**DATA PROVIDED:**
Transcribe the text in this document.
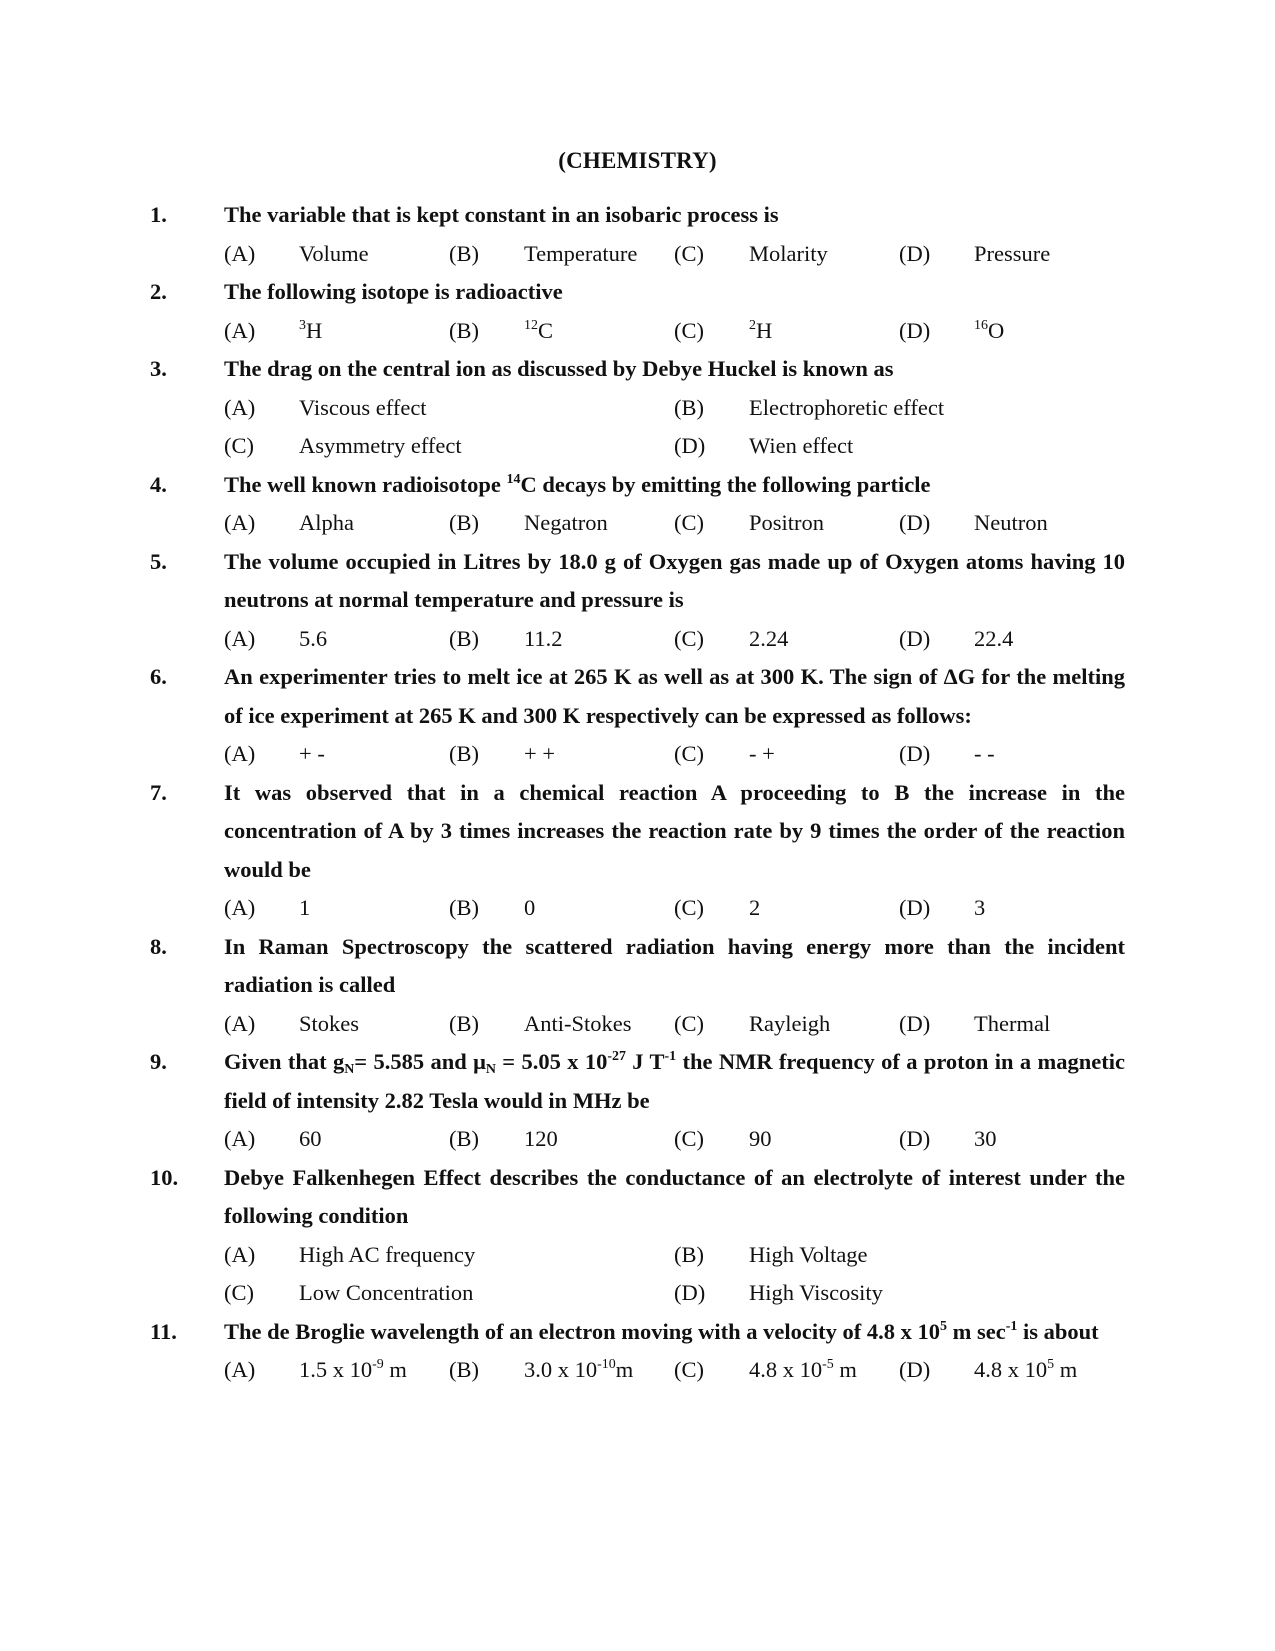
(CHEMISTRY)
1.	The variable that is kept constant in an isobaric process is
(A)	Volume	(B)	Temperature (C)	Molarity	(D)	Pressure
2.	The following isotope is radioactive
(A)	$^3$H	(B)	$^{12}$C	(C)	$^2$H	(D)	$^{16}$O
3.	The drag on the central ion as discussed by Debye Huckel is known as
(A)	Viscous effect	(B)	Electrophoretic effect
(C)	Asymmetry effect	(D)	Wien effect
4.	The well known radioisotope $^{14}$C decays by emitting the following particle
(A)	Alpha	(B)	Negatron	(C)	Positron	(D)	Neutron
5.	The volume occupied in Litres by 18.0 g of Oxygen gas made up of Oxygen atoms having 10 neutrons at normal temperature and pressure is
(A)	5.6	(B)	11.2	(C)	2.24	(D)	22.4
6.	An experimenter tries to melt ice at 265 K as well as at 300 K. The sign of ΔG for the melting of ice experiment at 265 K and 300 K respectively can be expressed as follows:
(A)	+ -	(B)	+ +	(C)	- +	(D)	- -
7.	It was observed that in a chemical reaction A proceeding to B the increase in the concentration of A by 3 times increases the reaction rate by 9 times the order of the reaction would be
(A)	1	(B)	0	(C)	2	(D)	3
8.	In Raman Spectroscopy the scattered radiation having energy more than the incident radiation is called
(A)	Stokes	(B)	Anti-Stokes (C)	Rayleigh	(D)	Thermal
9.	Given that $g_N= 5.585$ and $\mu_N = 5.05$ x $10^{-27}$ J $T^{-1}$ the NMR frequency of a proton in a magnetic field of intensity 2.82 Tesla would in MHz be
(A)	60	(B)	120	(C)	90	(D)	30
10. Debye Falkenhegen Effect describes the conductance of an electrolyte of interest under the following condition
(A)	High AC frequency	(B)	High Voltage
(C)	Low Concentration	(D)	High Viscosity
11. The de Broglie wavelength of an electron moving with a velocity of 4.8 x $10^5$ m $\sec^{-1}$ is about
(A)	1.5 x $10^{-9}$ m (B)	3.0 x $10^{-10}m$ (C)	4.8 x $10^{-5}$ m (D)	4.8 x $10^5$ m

**TASK DETAILS:** Return all of the entries word for word, but omit the pictures.

**ANSWER TO THIS PROBLEM:**
Transcribe the text in this document.
(CHEMISTRY)
1.	The variable that is kept constant in an isobaric process is
(A)	Volume	(B)	Temperature (C)	Molarity	(D)	Pressure
2.	The following isotope is radioactive
(A)	$^3$H	(B)	$^{12}$C	(C)	$^2$H	(D)	$^{16}$O
3.	The drag on the central ion as discussed by Debye Huckel is known as
(A)	Viscous effect	(B)	Electrophoretic effect
(C)	Asymmetry effect	(D)	Wien effect
4.	The well known radioisotope $^{14}$C decays by emitting the following particle
(A)	Alpha	(B)	Negatron	(C)	Positron	(D)	Neutron
5.	The volume occupied in Litres by 18.0 g of Oxygen gas made up of Oxygen atoms having 10 neutrons at normal temperature and pressure is
(A)	5.6	(B)	11.2	(C)	2.24	(D)	22.4
6.	An experimenter tries to melt ice at 265 K as well as at 300 K. The sign of ΔG for the melting of ice experiment at 265 K and 300 K respectively can be expressed as follows:
(A)	+ -	(B)	+ +	(C)	- +	(D)	- -
7.	It was observed that in a chemical reaction A proceeding to B the increase in the concentration of A by 3 times increases the reaction rate by 9 times the order of the reaction would be
(A)	1	(B)	0	(C)	2	(D)	3
8.	In Raman Spectroscopy the scattered radiation having energy more than the incident radiation is called
(A)	Stokes	(B)	Anti-Stokes (C)	Rayleigh	(D)	Thermal
9.	Given that $g_N= 5.585$ and $\mu_N = 5.05$ x $10^{-27}$ J $T^{-1}$ the NMR frequency of a proton in a magnetic field of intensity 2.82 Tesla would in MHz be
(A)	60	(B)	120	(C)	90	(D)	30
10. Debye Falkenhegen Effect describes the conductance of an electrolyte of interest under the following condition
(A)	High AC frequency	(B)	High Voltage
(C)	Low Concentration	(D)	High Viscosity
11. The de Broglie wavelength of an electron moving with a velocity of 4.8 x $10^5$ m $\sec^{-1}$ is about
(A)	1.5 x $10^{-9}$ m (B)	3.0 x $10^{-10}m$ (C)	4.8 x $10^{-5}$ m (D)	4.8 x $10^5$ m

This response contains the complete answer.